## EXTRACTED TEXT
*** Begin section ***

Archer: Archers use weapons like bows and javelins to attack from afar. Archers also have shortswords or daggers for close combat. Archers have barely any armor and should only draw their blades when necessary.

Man-at-Arms: Men-at-Arms are the most nimble of all classes. They use one-handed weapons, like swords and maces, and are equipped with a shield for more effective blocking. Their armor is not as good as other melee classes, but they can make use of their speed to their advantage, as they are fast and can perform dodges.

Vanguard: Vanguards use long weapons, like polearms and greatswords, and prefer to stay a bit farther from the enemy. After sprinting for a while, they can perform a deadly sprint attack that does massive damage and heavily puts the enemy off balance if the attack is blocked. Vanguards have a drawback in which they cannot use shields, unlike other classes.

Knight: Knights are the heaviest of all classes. They use large, two-handed weapons, such as the longsword and battleaxe. They can also use bigger shields than the other classes. Sacrificing speed for armor, they are the slowest class in the game, as they move very slowly and their attacks leave them open for longer periods of time than other classes. The unique skill of the Knight allows him to wield a main sword (but not the axes or hammers) in a single hand, use a shield, or increase his speed at the expense of base damage.

=== Primary Weapons ===
The four different classes use weapons mostly faithful to their medieval counterparts.

Archer: Archers use ranged weaponry like longbows, short bows, war bows, crossbows, light crossbows, heavy crossbows, javelins, short spears, heavy javelins, and slings.

Man-at-Arms: The light and nimble Man-at-Arms uses one-handed weaponry such as broadswords, Norse swords, falchions, hatchets, war axes, Dane axes, flanged axes, morning stars, quarter staffs, and holy water sprinklers.

*** End section ***

## RECORDS SHOWN
*** Begin section ***

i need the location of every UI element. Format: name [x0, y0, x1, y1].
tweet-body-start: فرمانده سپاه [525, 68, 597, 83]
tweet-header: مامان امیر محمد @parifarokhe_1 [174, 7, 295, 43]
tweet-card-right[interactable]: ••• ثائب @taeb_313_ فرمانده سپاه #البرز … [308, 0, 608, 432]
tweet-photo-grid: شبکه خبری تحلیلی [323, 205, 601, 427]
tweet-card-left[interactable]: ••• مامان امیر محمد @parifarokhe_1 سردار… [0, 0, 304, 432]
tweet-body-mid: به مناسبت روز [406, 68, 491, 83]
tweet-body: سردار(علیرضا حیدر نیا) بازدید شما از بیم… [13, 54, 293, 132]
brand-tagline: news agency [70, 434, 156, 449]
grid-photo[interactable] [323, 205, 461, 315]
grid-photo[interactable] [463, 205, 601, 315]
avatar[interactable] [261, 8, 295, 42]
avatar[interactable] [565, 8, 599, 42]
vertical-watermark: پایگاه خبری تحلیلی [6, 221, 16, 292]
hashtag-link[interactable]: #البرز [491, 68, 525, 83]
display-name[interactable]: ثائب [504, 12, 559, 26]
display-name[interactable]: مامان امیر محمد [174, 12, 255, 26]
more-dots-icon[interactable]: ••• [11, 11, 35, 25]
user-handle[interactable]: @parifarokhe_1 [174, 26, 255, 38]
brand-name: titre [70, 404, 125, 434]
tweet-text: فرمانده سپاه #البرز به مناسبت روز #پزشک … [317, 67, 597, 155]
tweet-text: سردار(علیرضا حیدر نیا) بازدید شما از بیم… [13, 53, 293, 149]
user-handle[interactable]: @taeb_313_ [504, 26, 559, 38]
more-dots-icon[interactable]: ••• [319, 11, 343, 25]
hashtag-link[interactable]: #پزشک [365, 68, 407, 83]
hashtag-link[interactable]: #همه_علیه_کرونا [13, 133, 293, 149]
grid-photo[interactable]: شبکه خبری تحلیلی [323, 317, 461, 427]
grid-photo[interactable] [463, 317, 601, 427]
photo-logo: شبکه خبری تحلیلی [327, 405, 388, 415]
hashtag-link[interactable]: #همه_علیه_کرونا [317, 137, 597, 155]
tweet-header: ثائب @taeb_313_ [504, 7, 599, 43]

*** End section ***

## EXERCISES TO COMPLETE
1. List the classes described in the class descriptions.
2. From the class descriptions, copy the stretch from "Archer: Archers use weapons" through "can perform dodges.".

## SOLUTIONS PER TASK
1.
Archer
Man-at-Arms
Vanguard
Knight

2.
Archer: Archers use weapons like bows and javelins to attack from afar. Archers also have shortswords or daggers for close combat. Archers have barely any armor and should only draw their blades when necessary.

Man-at-Arms: Men-at-Arms are the most nimble of all classes. They use one-handed weapons, like swords and maces, and are equipped with a shield for more effective blocking. Their armor is not as good as other melee classes, but they can make use of their speed to their advantage, as they are fast and can perform dodges.